Directions for this task
Identify each line in the records below that contains the word "Hansen", and copy it.

Records provided
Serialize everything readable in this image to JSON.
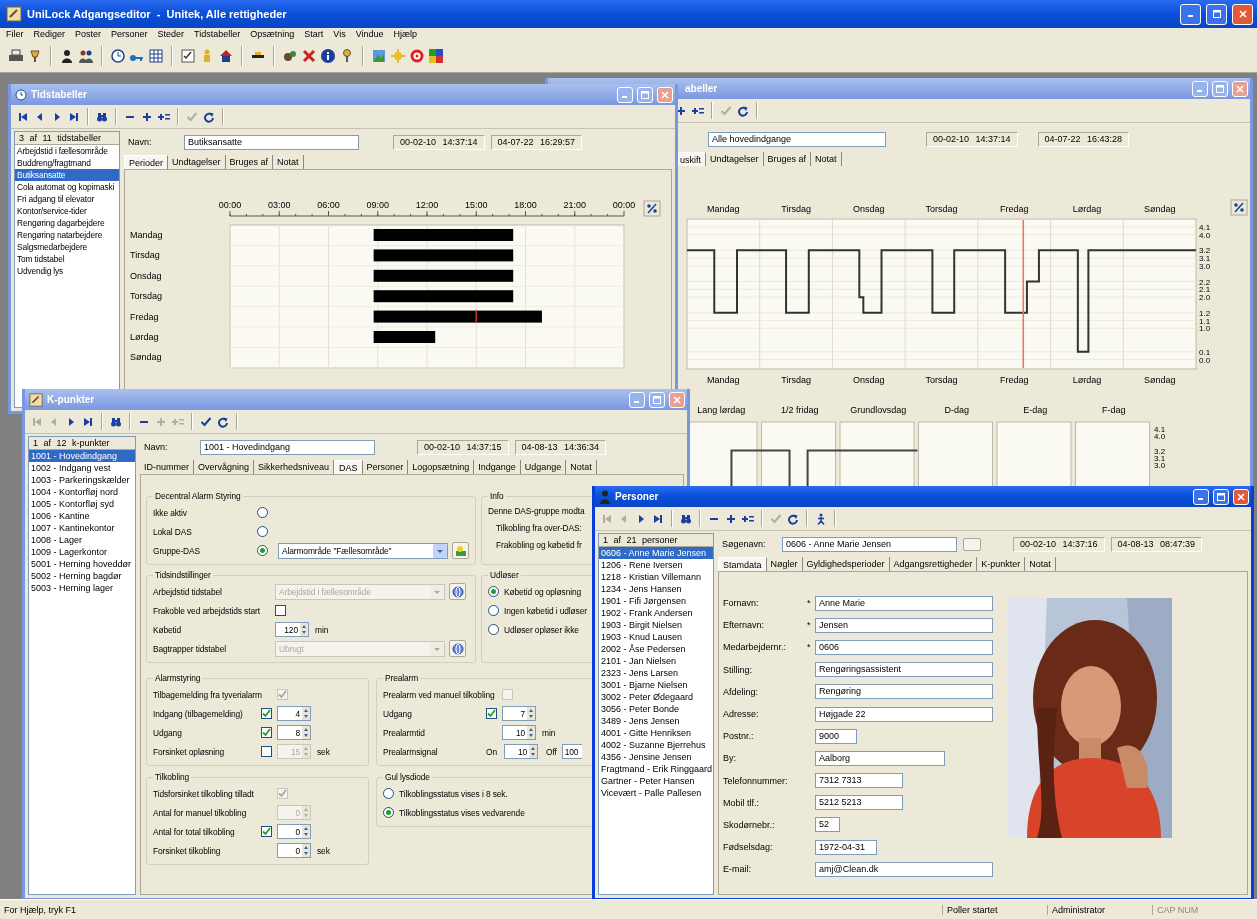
{
  "app": {
    "title": "UniLock Adgangseditor  -  Unitek, Alle rettigheder",
    "menu": [
      "Filer",
      "Rediger",
      "Poster",
      "Personer",
      "Steder",
      "Tidstabeller",
      "Opsætning",
      "Start",
      "Vis",
      "Vindue",
      "Hjælp"
    ]
  },
  "week_window": {
    "title": "abeller",
    "active": false,
    "toolbar": [
      {
        "kind": "add",
        "disabled": false
      },
      {
        "kind": "copy",
        "disabled": false
      },
      {
        "kind": "save",
        "disabled": true
      },
      {
        "kind": "undo",
        "disabled": false
      }
    ],
    "name": "Alle hovedindgange",
    "created": "00-02-10 14:37:14",
    "modified": "04-07-22 16:43:28",
    "tabs": [
      {
        "label": "uskift",
        "selected": true
      },
      {
        "label": "Undtagelser",
        "selected": false
      },
      {
        "label": "Bruges af",
        "selected": false
      },
      {
        "label": "Notat",
        "selected": false
      }
    ],
    "day_headers": [
      "Mandag",
      "Tirsdag",
      "Onsdag",
      "Torsdag",
      "Fredag",
      "Lørdag",
      "Søndag"
    ],
    "level_labels": [
      "4.1",
      "4.0",
      "3.2",
      "3.1",
      "3.0",
      "2.2",
      "2.1",
      "2.0",
      "1.2",
      "1.1",
      "1.0",
      "0.1",
      "0.0"
    ],
    "day_footers": [
      "Mandag",
      "Tirsdag",
      "Onsdag",
      "Torsdag",
      "Fredag",
      "Lørdag",
      "Søndag"
    ],
    "special_days": [
      "Lang lørdag",
      "1/2 fridag",
      "Grundlovsdag",
      "D-dag",
      "E-dag",
      "F-dag"
    ],
    "special_levels": [
      "4.1",
      "4.0",
      "3.2",
      "3.1",
      "3.0"
    ]
  },
  "timetable_window": {
    "title": "Tidstabeller",
    "active": false,
    "toolbar": [
      {
        "kind": "first",
        "disabled": false
      },
      {
        "kind": "prev",
        "disabled": false
      },
      {
        "kind": "next",
        "disabled": false
      },
      {
        "kind": "last",
        "disabled": false
      },
      {
        "kind": "find",
        "disabled": false
      },
      {
        "kind": "delete",
        "disabled": false
      },
      {
        "kind": "add",
        "disabled": false
      },
      {
        "kind": "copy",
        "disabled": false
      },
      {
        "kind": "save",
        "disabled": true
      },
      {
        "kind": "undo",
        "disabled": false
      }
    ],
    "list_header": "3 af 11 tidstabeller",
    "items": [
      {
        "label": "Arbejdstid i fællesområde",
        "selected": false
      },
      {
        "label": "Buddreng/fragtmand",
        "selected": false
      },
      {
        "label": "Butiksansatte",
        "selected": true
      },
      {
        "label": "Cola automat og kopimaski",
        "selected": false
      },
      {
        "label": "Fri adgang til elevator",
        "selected": false
      },
      {
        "label": "Kontor/service-tider",
        "selected": false
      },
      {
        "label": "Rengøring dagarbejdere",
        "selected": false
      },
      {
        "label": "Rengøring natarbejdere",
        "selected": false
      },
      {
        "label": "Salgsmedarbejdere",
        "selected": false
      },
      {
        "label": "Tom tidstabel",
        "selected": false
      },
      {
        "label": "Udvendig lys",
        "selected": false
      }
    ],
    "name_label": "Navn:",
    "name": "Butiksansatte",
    "created": "00-02-10 14:37:14",
    "modified": "04-07-22 16:29:57",
    "tabs": [
      {
        "label": "Perioder",
        "selected": true
      },
      {
        "label": "Undtagelser",
        "selected": false
      },
      {
        "label": "Bruges af",
        "selected": false
      },
      {
        "label": "Notat",
        "selected": false
      }
    ],
    "hour_labels": [
      "00:00",
      "03:00",
      "06:00",
      "09:00",
      "12:00",
      "15:00",
      "18:00",
      "21:00",
      "00:00"
    ],
    "days": [
      "Mandag",
      "Tirsdag",
      "Onsdag",
      "Torsdag",
      "Fredag",
      "Lørdag",
      "Søndag"
    ]
  },
  "kpoint_window": {
    "title": "K-punkter",
    "active": false,
    "toolbar": [
      {
        "kind": "first",
        "disabled": true
      },
      {
        "kind": "prev",
        "disabled": true
      },
      {
        "kind": "next",
        "disabled": false
      },
      {
        "kind": "last",
        "disabled": false
      },
      {
        "kind": "find",
        "disabled": false
      },
      {
        "kind": "delete",
        "disabled": false
      },
      {
        "kind": "add",
        "disabled": true
      },
      {
        "kind": "copy",
        "disabled": true
      },
      {
        "kind": "save",
        "disabled": false
      },
      {
        "kind": "undo",
        "disabled": false
      }
    ],
    "list_header": "1 af 12 k-punkter",
    "items": [
      {
        "label": "1001 - Hovedindgang",
        "selected": true
      },
      {
        "label": "1002 - Indgang vest",
        "selected": false
      },
      {
        "label": "1003 - Parkeringskælder",
        "selected": false
      },
      {
        "label": "1004 - Kontorfløj nord",
        "selected": false
      },
      {
        "label": "1005 - Kontorfløj syd",
        "selected": false
      },
      {
        "label": "1006 - Kantine",
        "selected": false
      },
      {
        "label": "1007 - Kantinekontor",
        "selected": false
      },
      {
        "label": "1008 - Lager",
        "selected": false
      },
      {
        "label": "1009 - Lagerkontor",
        "selected": false
      },
      {
        "label": "5001 - Herning hoveddør",
        "selected": false
      },
      {
        "label": "5002 - Herning bagdør",
        "selected": false
      },
      {
        "label": "5003 - Herning lager",
        "selected": false
      }
    ],
    "name_label": "Navn:",
    "name": "1001 - Hovedindgang",
    "created": "00-02-10 14:37:15",
    "modified": "04-08-13 14:36:34",
    "tabs": [
      {
        "label": "ID-nummer",
        "selected": false
      },
      {
        "label": "Overvågning",
        "selected": false
      },
      {
        "label": "Sikkerhedsniveau",
        "selected": false
      },
      {
        "label": "DAS",
        "selected": true
      },
      {
        "label": "Personer",
        "selected": false
      },
      {
        "label": "Logopsætning",
        "selected": false
      },
      {
        "label": "Indgange",
        "selected": false
      },
      {
        "label": "Udgange",
        "selected": false
      },
      {
        "label": "Notat",
        "selected": false
      }
    ],
    "decentral": {
      "title": "Decentral Alarm Styring",
      "options": [
        {
          "label": "Ikke aktiv",
          "selected": false
        },
        {
          "label": "Lokal DAS",
          "selected": false
        },
        {
          "label": "Gruppe-DAS",
          "selected": true,
          "value": "Alarmområde \"Fællesområde\""
        }
      ]
    },
    "info": {
      "title": "Info",
      "lines": [
        "Denne DAS-gruppe modta",
        "Tilkobling fra over-DAS:",
        "Frakobling og købetid fr"
      ]
    },
    "time_settings": {
      "title": "Tidsindstillinger",
      "rows": [
        {
          "kind": "dropdown",
          "label": "Arbejdstid tidstabel",
          "value": "Arbejdstid i fællesområde",
          "disabled": true
        },
        {
          "kind": "check",
          "label": "Frakoble ved arbejdstids start",
          "checked": false,
          "disabled": false
        },
        {
          "kind": "spin",
          "label": "Købetid",
          "value": "120",
          "unit": "min",
          "disabled": false
        },
        {
          "kind": "dropdown",
          "label": "Bagtrapper tidstabel",
          "value": "Ubrugt",
          "disabled": true
        }
      ]
    },
    "trigger": {
      "title": "Udløser",
      "options": [
        {
          "label": "Købetid og opløsning",
          "selected": true
        },
        {
          "label": "Ingen købetid i udløser",
          "selected": false
        },
        {
          "label": "Udløser opløser ikke",
          "selected": false
        }
      ]
    },
    "alarm": {
      "title": "Alarmstyring",
      "rows": [
        {
          "kind": "check",
          "label": "Tilbagemelding fra tyverialarm",
          "checked": true,
          "disabled": true
        },
        {
          "kind": "check_spin",
          "label": "Indgang (tilbagemelding)",
          "checked": true,
          "disabled": false,
          "value": "4"
        },
        {
          "kind": "check_spin",
          "label": "Udgang",
          "checked": true,
          "disabled": false,
          "value": "8"
        },
        {
          "kind": "check_spin",
          "label": "Forsinket opløsning",
          "checked": false,
          "disabled": true,
          "value": "15",
          "unit": "sek"
        }
      ]
    },
    "prealarm": {
      "title": "Prealarm",
      "rows": [
        {
          "kind": "check",
          "label": "Prealarm ved manuel tilkobling",
          "checked": false,
          "disabled": true
        },
        {
          "kind": "check_spin",
          "label": "Udgang",
          "checked": true,
          "disabled": false,
          "value": "7"
        },
        {
          "kind": "spin",
          "label": "Prealarmtid",
          "value": "10",
          "unit": "min",
          "disabled": false
        },
        {
          "kind": "signal",
          "label": "Prealarmsignal",
          "on_label": "On",
          "on_value": "10",
          "off_label": "Off",
          "off_value": "100"
        }
      ]
    },
    "arming": {
      "title": "Tilkobling",
      "rows": [
        {
          "kind": "check",
          "label": "Tidsforsinket tilkobling tilladt",
          "checked": true,
          "disabled": true
        },
        {
          "kind": "spin",
          "label": "Antal for manuel tilkobling",
          "value": "0",
          "disabled": true
        },
        {
          "kind": "check_spin",
          "label": "Antal for total tilkobling",
          "checked": true,
          "disabled": false,
          "value": "0"
        },
        {
          "kind": "spin",
          "label": "Forsinket tilkobling",
          "value": "0",
          "unit": "sek",
          "disabled": false
        }
      ]
    },
    "led": {
      "title": "Gul lysdiode",
      "options": [
        {
          "label": "Tilkoblingsstatus vises i 8 sek.",
          "selected": false
        },
        {
          "label": "Tilkoblingsstatus vises vedvarende",
          "selected": true
        }
      ]
    }
  },
  "person_window": {
    "title": "Personer",
    "active": true,
    "toolbar": [
      {
        "kind": "first",
        "disabled": true
      },
      {
        "kind": "prev",
        "disabled": true
      },
      {
        "kind": "next",
        "disabled": false
      },
      {
        "kind": "last",
        "disabled": false
      },
      {
        "kind": "find",
        "disabled": false
      },
      {
        "kind": "delete",
        "disabled": false
      },
      {
        "kind": "add",
        "disabled": false
      },
      {
        "kind": "copy",
        "disabled": false
      },
      {
        "kind": "save",
        "disabled": true
      },
      {
        "kind": "undo",
        "disabled": false
      },
      {
        "kind": "person",
        "disabled": false
      }
    ],
    "list_header": "1 af 21 personer",
    "items": [
      {
        "label": "0606 - Anne Marie Jensen",
        "selected": true
      },
      {
        "label": "1206 - Rene Iversen",
        "selected": false
      },
      {
        "label": "1218 - Kristian Villemann",
        "selected": false
      },
      {
        "label": "1234 - Jens Hansen",
        "selected": false
      },
      {
        "label": "1901 - Fifi Jørgensen",
        "selected": false
      },
      {
        "label": "1902 - Frank Andersen",
        "selected": false
      },
      {
        "label": "1903 - Birgit Nielsen",
        "selected": false
      },
      {
        "label": "1903 - Knud Lausen",
        "selected": false
      },
      {
        "label": "2002 - Åse Pedersen",
        "selected": false
      },
      {
        "label": "2101 - Jan Nielsen",
        "selected": false
      },
      {
        "label": "2323 - Jens Larsen",
        "selected": false
      },
      {
        "label": "3001 - Bjarne Nielsen",
        "selected": false
      },
      {
        "label": "3002 - Peter Ødegaard",
        "selected": false
      },
      {
        "label": "3056 - Peter Bonde",
        "selected": false
      },
      {
        "label": "3489 - Jens Jensen",
        "selected": false
      },
      {
        "label": "4001 - Gitte Henriksen",
        "selected": false
      },
      {
        "label": "4002 - Suzanne Bjerrehus",
        "selected": false
      },
      {
        "label": "4356 - Jensine Jensen",
        "selected": false
      },
      {
        "label": "Fragtmand - Erik Ringgaard",
        "selected": false
      },
      {
        "label": "Gartner - Peter Hansen",
        "selected": false
      },
      {
        "label": "Vicevært - Palle Pallesen",
        "selected": false
      }
    ],
    "search_label": "Søgenavn:",
    "search_value": "0606 - Anne Marie Jensen",
    "created": "00-02-10 14:37:16",
    "modified": "04-08-13 08:47:39",
    "tabs": [
      {
        "label": "Stamdata",
        "selected": true
      },
      {
        "label": "Nøgler",
        "selected": false
      },
      {
        "label": "Gyldighedsperioder",
        "selected": false
      },
      {
        "label": "Adgangsrettigheder",
        "selected": false
      },
      {
        "label": "K-punkter",
        "selected": false
      },
      {
        "label": "Notat",
        "selected": false
      }
    ],
    "fields": [
      {
        "label": "Fornavn:",
        "marker": "*",
        "value": "Anne Marie"
      },
      {
        "label": "Efternavn:",
        "marker": "*",
        "value": "Jensen"
      },
      {
        "label": "Medarbejdernr.:",
        "marker": "*",
        "value": "0606"
      },
      {
        "label": "Stilling:",
        "value": "Rengøringsassistent"
      },
      {
        "label": "Afdeling:",
        "value": "Rengøring"
      },
      {
        "label": "Adresse:",
        "value": "Højgade 22"
      },
      {
        "label": "Postnr.:",
        "value": "9000"
      },
      {
        "label": "By:",
        "value": "Aalborg"
      },
      {
        "label": "Telefonnummer:",
        "value": "7312 7313"
      },
      {
        "label": "Mobil tlf.:",
        "value": "5212 5213"
      },
      {
        "label": "Skodørnebr.:",
        "value": "52"
      },
      {
        "label": "Fødselsdag:",
        "value": "1972-04-31"
      },
      {
        "label": "E-mail:",
        "value": "amj@Clean.dk"
      }
    ]
  },
  "status_bar": [
    {
      "text": "For Hjælp, tryk F1",
      "disabled": false
    },
    {
      "text": "Poller startet",
      "disabled": false
    },
    {
      "text": "Administrator",
      "disabled": false
    },
    {
      "text": "CAP NUM",
      "disabled": true
    }
  ]
}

Result for this task
        "label": "1234 - Jens Hansen",
        "label": "Gartner - Peter Hansen",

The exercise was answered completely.